» **Aim of the task**
From the listing below, pull out all lines with "NCEP" in them.

* begin Records provided *

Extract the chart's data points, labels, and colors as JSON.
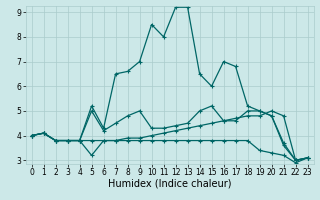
{
  "xlabel": "Humidex (Indice chaleur)",
  "bg_color": "#cce8e8",
  "grid_color": "#aacccc",
  "line_color": "#006666",
  "x_min": 0,
  "x_max": 23,
  "y_min": 3,
  "y_max": 9,
  "series": [
    [
      4.0,
      4.1,
      3.8,
      3.8,
      3.8,
      5.2,
      4.3,
      6.5,
      6.6,
      7.0,
      8.5,
      8.0,
      9.2,
      9.2,
      6.5,
      6.0,
      7.0,
      6.8,
      5.2,
      5.0,
      4.8,
      3.6,
      3.0,
      3.1
    ],
    [
      4.0,
      4.1,
      3.8,
      3.8,
      3.8,
      5.0,
      4.2,
      4.5,
      4.8,
      5.0,
      4.3,
      4.3,
      4.4,
      4.5,
      5.0,
      5.2,
      4.6,
      4.6,
      5.0,
      5.0,
      4.8,
      3.7,
      3.0,
      3.1
    ],
    [
      4.0,
      4.1,
      3.8,
      3.8,
      3.8,
      3.8,
      3.8,
      3.8,
      3.9,
      3.9,
      4.0,
      4.1,
      4.2,
      4.3,
      4.4,
      4.5,
      4.6,
      4.7,
      4.8,
      4.8,
      5.0,
      4.8,
      3.0,
      3.1
    ],
    [
      4.0,
      4.1,
      3.8,
      3.8,
      3.8,
      3.2,
      3.8,
      3.8,
      3.8,
      3.8,
      3.8,
      3.8,
      3.8,
      3.8,
      3.8,
      3.8,
      3.8,
      3.8,
      3.8,
      3.4,
      3.3,
      3.2,
      2.9,
      3.1
    ]
  ],
  "marker": "+",
  "markersize": 2.5,
  "linewidth": 0.9,
  "xlabel_fontsize": 7,
  "tick_fontsize": 5.5
}
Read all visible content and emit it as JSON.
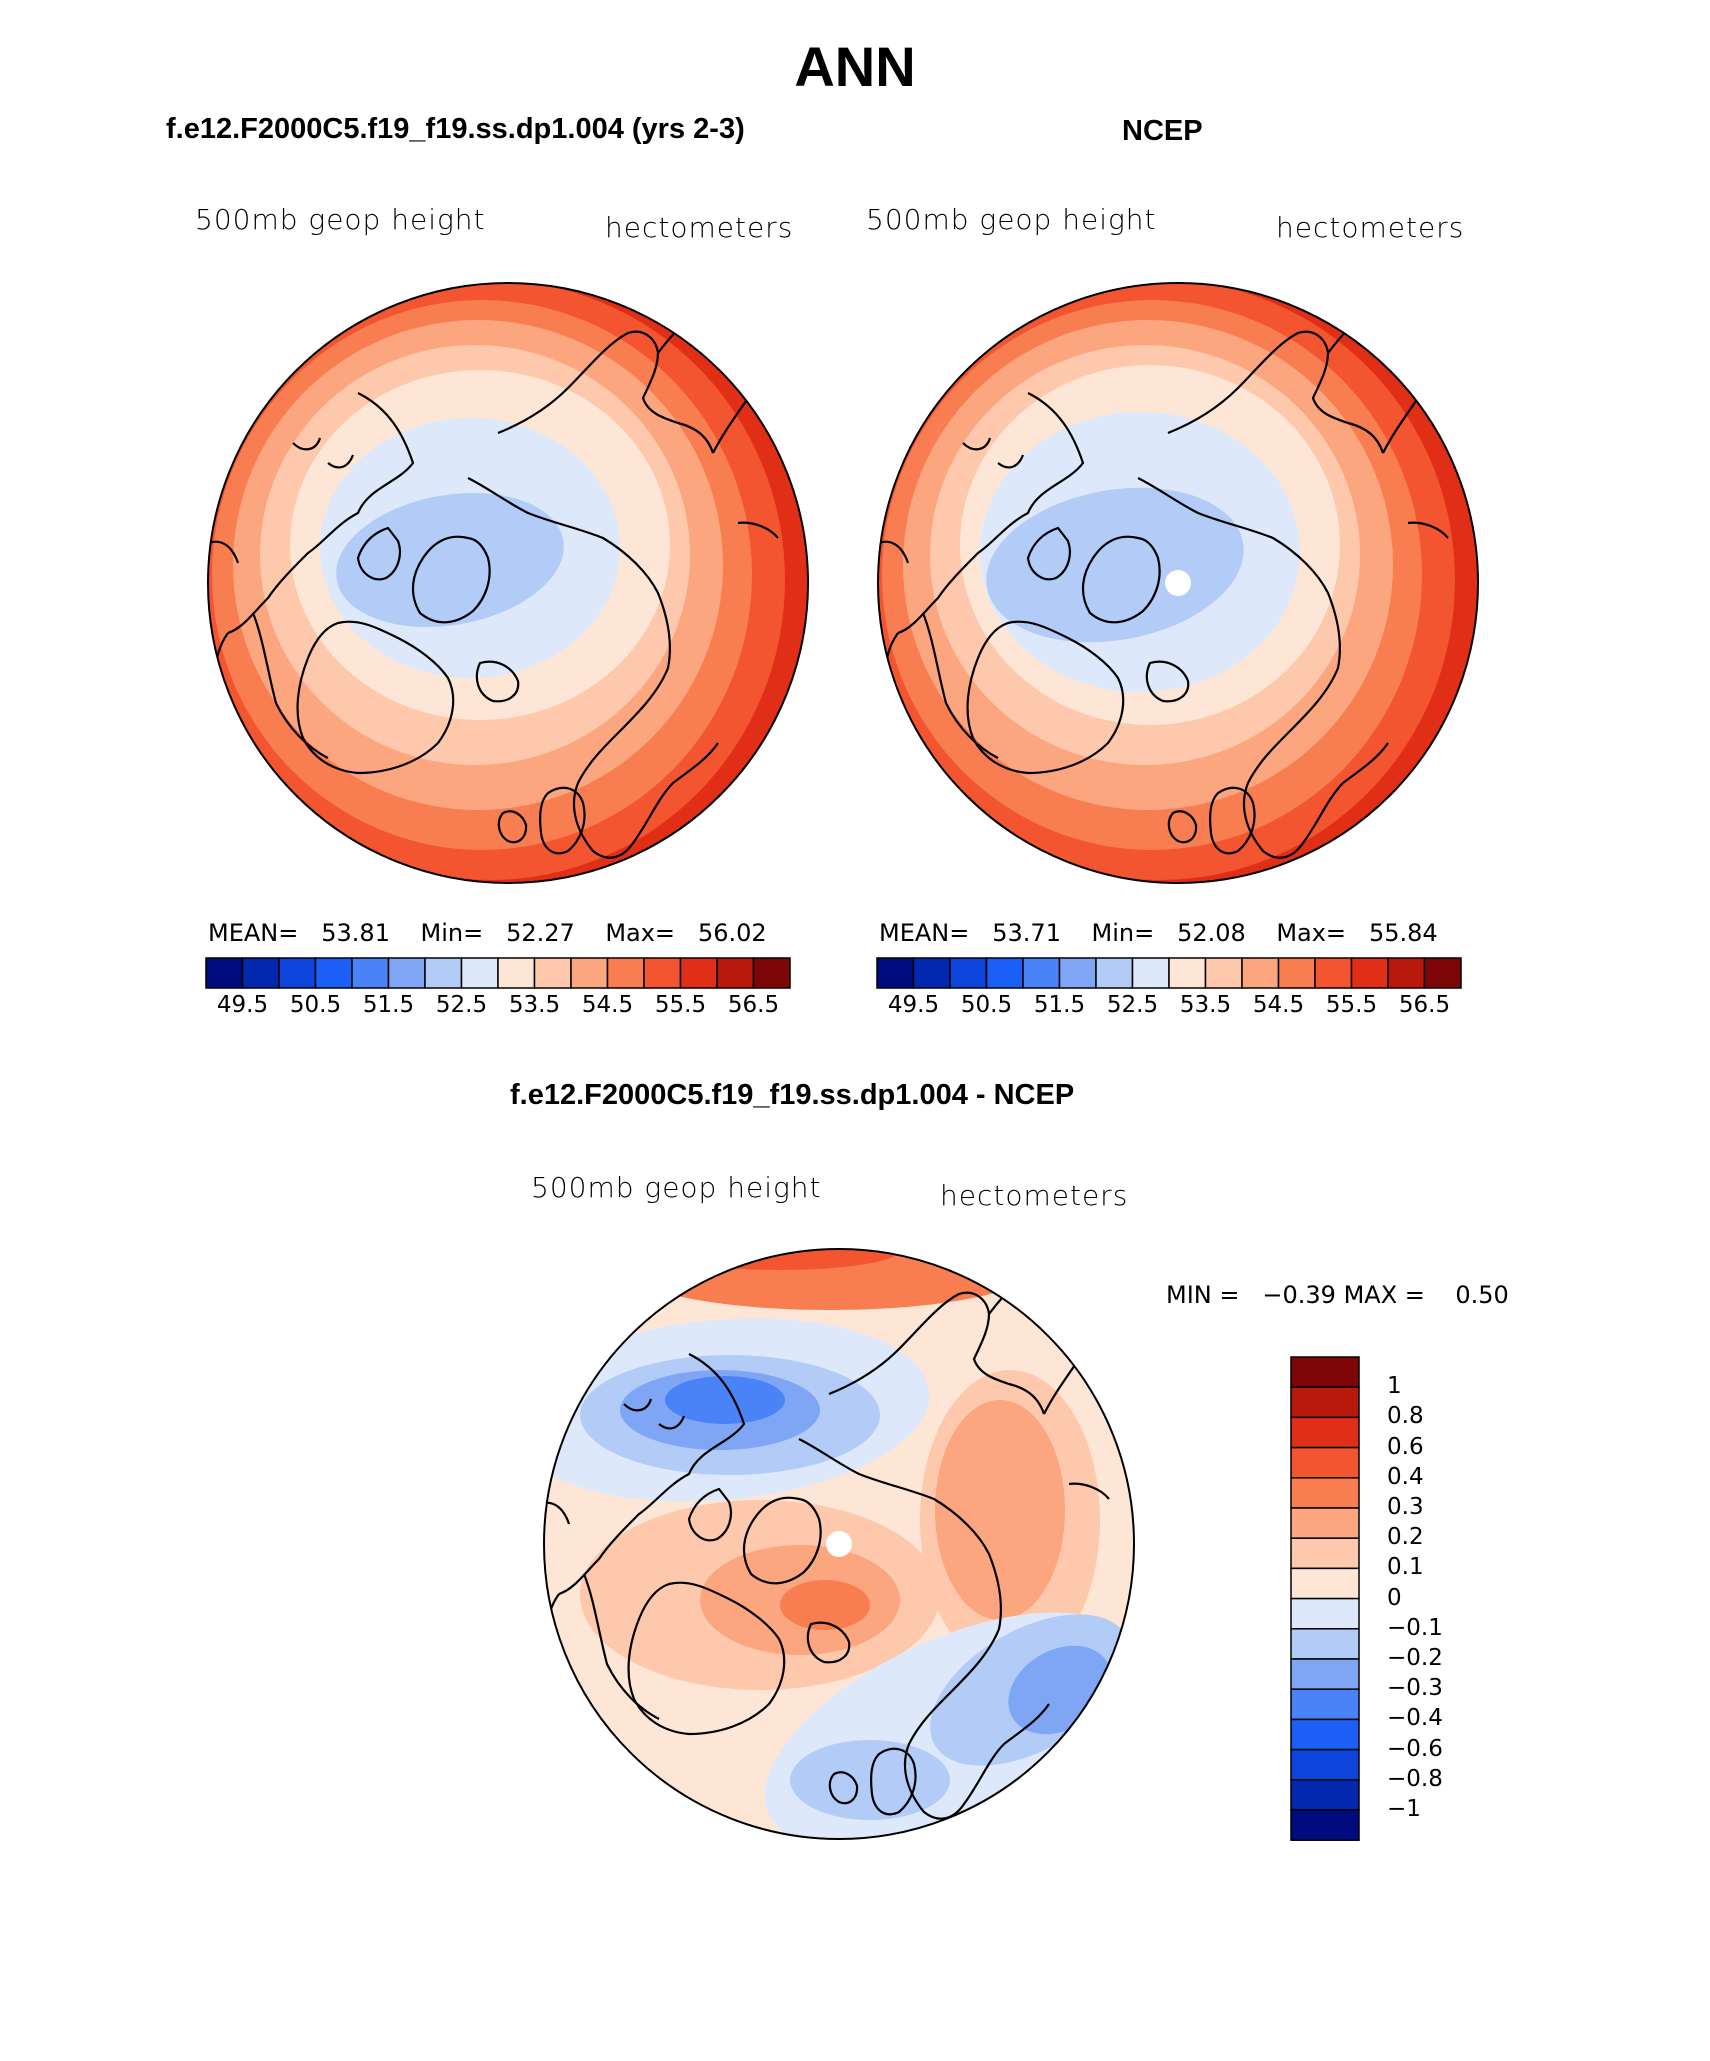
{
  "figure": {
    "season": "ANN",
    "field_label": "500mb geop height",
    "units_label": "hectometers"
  },
  "panels": [
    {
      "id": "model",
      "case_title": "f.e12.F2000C5.f19_f19.ss.dp1.004 (yrs 2-3)",
      "stats": {
        "mean_label": "MEAN=",
        "mean": "53.81",
        "min_label": "Min=",
        "min": "52.27",
        "max_label": "Max=",
        "max": "56.02"
      }
    },
    {
      "id": "obs",
      "case_title": "NCEP",
      "stats": {
        "mean_label": "MEAN=",
        "mean": "53.71",
        "min_label": "Min=",
        "min": "52.08",
        "max_label": "Max=",
        "max": "55.84"
      }
    },
    {
      "id": "diff",
      "case_title": "f.e12.F2000C5.f19_f19.ss.dp1.004 - NCEP",
      "stats": {
        "min_label": "MIN =",
        "min": "−0.39",
        "max_label": "MAX =",
        "max": "0.50"
      }
    }
  ],
  "colorbar_abs": {
    "tick_labels": [
      "49.5",
      "50.5",
      "51.5",
      "52.5",
      "53.5",
      "54.5",
      "55.5",
      "56.5"
    ],
    "colors": [
      "#000c7e",
      "#0328b0",
      "#0d44dc",
      "#1b5ff7",
      "#4a82f7",
      "#7fa6f5",
      "#b3cbf7",
      "#dde9fb",
      "#fde6d5",
      "#fdc8ac",
      "#fba67f",
      "#f87e52",
      "#f25530",
      "#e02f16",
      "#b8190a",
      "#7e0508"
    ]
  },
  "colorbar_diff": {
    "tick_labels": [
      "1",
      "0.8",
      "0.6",
      "0.4",
      "0.3",
      "0.2",
      "0.1",
      "0",
      "−0.1",
      "−0.2",
      "−0.3",
      "−0.4",
      "−0.6",
      "−0.8",
      "−1"
    ],
    "colors": [
      "#7e0508",
      "#b8190a",
      "#e02f16",
      "#f25530",
      "#f87e52",
      "#fba67f",
      "#fdc8ac",
      "#fde6d5",
      "#dde9fb",
      "#b3cbf7",
      "#7fa6f5",
      "#4a82f7",
      "#1b5ff7",
      "#0d44dc",
      "#0328b0",
      "#000c7e"
    ]
  },
  "chart_data": {
    "type": "heatmap",
    "projection": "north polar stereographic",
    "model_levels_hm": [
      [
        52.5,
        53.0
      ],
      [
        53.0,
        53.5
      ],
      [
        53.5,
        54.0
      ],
      [
        54.0,
        54.5
      ],
      [
        54.5,
        55.0
      ],
      [
        55.0,
        55.5
      ],
      [
        55.5,
        56.0
      ]
    ],
    "diff_range": [
      -0.39,
      0.5
    ]
  }
}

* end Records provided *

» **Answer to the exercise**
      "case_title": "NCEP",
      "case_title": "f.e12.F2000C5.f19_f19.ss.dp1.004 - NCEP",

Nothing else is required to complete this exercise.